**Task directions**:
Word for word, copy all the data and drop the pictures.
begin
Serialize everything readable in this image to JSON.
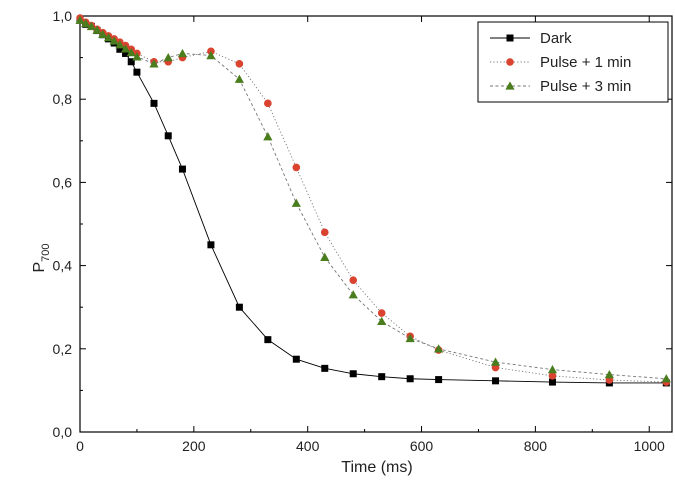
{
  "chart_data": {
    "type": "line",
    "title": "",
    "xlabel": "Time (ms)",
    "ylabel_main": "P",
    "ylabel_sub": "700",
    "xlim": [
      0,
      1040
    ],
    "ylim": [
      0.0,
      1.0
    ],
    "xticks": [
      0,
      200,
      400,
      600,
      800,
      1000
    ],
    "xtick_labels": [
      "0",
      "200",
      "400",
      "600",
      "800",
      "1000"
    ],
    "yticks": [
      0.0,
      0.2,
      0.4,
      0.6,
      0.8,
      1.0
    ],
    "ytick_labels": [
      "0,0",
      "0,2",
      "0,4",
      "0,6",
      "0,8",
      "1,0"
    ],
    "grid": false,
    "legend_position": "top-right",
    "series": [
      {
        "name": "Dark",
        "color": "#000000",
        "marker": "square",
        "line_style": "solid",
        "x": [
          0,
          10,
          20,
          30,
          40,
          50,
          60,
          70,
          80,
          90,
          100,
          130,
          155,
          180,
          230,
          280,
          330,
          380,
          430,
          480,
          530,
          580,
          630,
          730,
          830,
          930,
          1030
        ],
        "y": [
          0.99,
          0.98,
          0.975,
          0.965,
          0.955,
          0.945,
          0.935,
          0.92,
          0.91,
          0.89,
          0.865,
          0.79,
          0.712,
          0.632,
          0.45,
          0.3,
          0.222,
          0.175,
          0.153,
          0.14,
          0.133,
          0.128,
          0.126,
          0.123,
          0.12,
          0.118,
          0.118
        ]
      },
      {
        "name": "Pulse + 1 min",
        "color": "#d9432f",
        "marker": "circle",
        "line_style": "dotted",
        "x": [
          0,
          10,
          20,
          30,
          40,
          50,
          60,
          70,
          80,
          90,
          100,
          130,
          155,
          180,
          230,
          280,
          330,
          380,
          430,
          480,
          530,
          580,
          630,
          730,
          830,
          930,
          1030
        ],
        "y": [
          0.995,
          0.985,
          0.977,
          0.968,
          0.96,
          0.952,
          0.945,
          0.937,
          0.929,
          0.92,
          0.91,
          0.89,
          0.89,
          0.9,
          0.915,
          0.885,
          0.79,
          0.636,
          0.48,
          0.365,
          0.286,
          0.23,
          0.197,
          0.155,
          0.135,
          0.125,
          0.12
        ]
      },
      {
        "name": "Pulse + 3 min",
        "color": "#4a7d1e",
        "marker": "triangle",
        "line_style": "dashed",
        "x": [
          0,
          10,
          20,
          30,
          40,
          50,
          60,
          70,
          80,
          90,
          100,
          130,
          155,
          180,
          230,
          280,
          330,
          380,
          430,
          480,
          530,
          580,
          630,
          730,
          830,
          930,
          1030
        ],
        "y": [
          0.99,
          0.982,
          0.975,
          0.966,
          0.956,
          0.948,
          0.94,
          0.931,
          0.921,
          0.912,
          0.902,
          0.885,
          0.9,
          0.91,
          0.905,
          0.848,
          0.71,
          0.55,
          0.42,
          0.33,
          0.266,
          0.225,
          0.2,
          0.168,
          0.15,
          0.138,
          0.128
        ]
      }
    ]
  }
}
end
**Exercise solution**:
Serialize everything readable in this image to JSON.
{
  "chart_data": {
    "type": "line",
    "title": "",
    "xlabel": "Time (ms)",
    "ylabel_main": "P",
    "ylabel_sub": "700",
    "xlim": [
      0,
      1040
    ],
    "ylim": [
      0.0,
      1.0
    ],
    "xticks": [
      0,
      200,
      400,
      600,
      800,
      1000
    ],
    "xtick_labels": [
      "0",
      "200",
      "400",
      "600",
      "800",
      "1000"
    ],
    "yticks": [
      0.0,
      0.2,
      0.4,
      0.6,
      0.8,
      1.0
    ],
    "ytick_labels": [
      "0,0",
      "0,2",
      "0,4",
      "0,6",
      "0,8",
      "1,0"
    ],
    "grid": false,
    "legend_position": "top-right",
    "series": [
      {
        "name": "Dark",
        "color": "#000000",
        "marker": "square",
        "line_style": "solid",
        "x": [
          0,
          10,
          20,
          30,
          40,
          50,
          60,
          70,
          80,
          90,
          100,
          130,
          155,
          180,
          230,
          280,
          330,
          380,
          430,
          480,
          530,
          580,
          630,
          730,
          830,
          930,
          1030
        ],
        "y": [
          0.99,
          0.98,
          0.975,
          0.965,
          0.955,
          0.945,
          0.935,
          0.92,
          0.91,
          0.89,
          0.865,
          0.79,
          0.712,
          0.632,
          0.45,
          0.3,
          0.222,
          0.175,
          0.153,
          0.14,
          0.133,
          0.128,
          0.126,
          0.123,
          0.12,
          0.118,
          0.118
        ]
      },
      {
        "name": "Pulse + 1 min",
        "color": "#d9432f",
        "marker": "circle",
        "line_style": "dotted",
        "x": [
          0,
          10,
          20,
          30,
          40,
          50,
          60,
          70,
          80,
          90,
          100,
          130,
          155,
          180,
          230,
          280,
          330,
          380,
          430,
          480,
          530,
          580,
          630,
          730,
          830,
          930,
          1030
        ],
        "y": [
          0.995,
          0.985,
          0.977,
          0.968,
          0.96,
          0.952,
          0.945,
          0.937,
          0.929,
          0.92,
          0.91,
          0.89,
          0.89,
          0.9,
          0.915,
          0.885,
          0.79,
          0.636,
          0.48,
          0.365,
          0.286,
          0.23,
          0.197,
          0.155,
          0.135,
          0.125,
          0.12
        ]
      },
      {
        "name": "Pulse + 3 min",
        "color": "#4a7d1e",
        "marker": "triangle",
        "line_style": "dashed",
        "x": [
          0,
          10,
          20,
          30,
          40,
          50,
          60,
          70,
          80,
          90,
          100,
          130,
          155,
          180,
          230,
          280,
          330,
          380,
          430,
          480,
          530,
          580,
          630,
          730,
          830,
          930,
          1030
        ],
        "y": [
          0.99,
          0.982,
          0.975,
          0.966,
          0.956,
          0.948,
          0.94,
          0.931,
          0.921,
          0.912,
          0.902,
          0.885,
          0.9,
          0.91,
          0.905,
          0.848,
          0.71,
          0.55,
          0.42,
          0.33,
          0.266,
          0.225,
          0.2,
          0.168,
          0.15,
          0.138,
          0.128
        ]
      }
    ]
  }
}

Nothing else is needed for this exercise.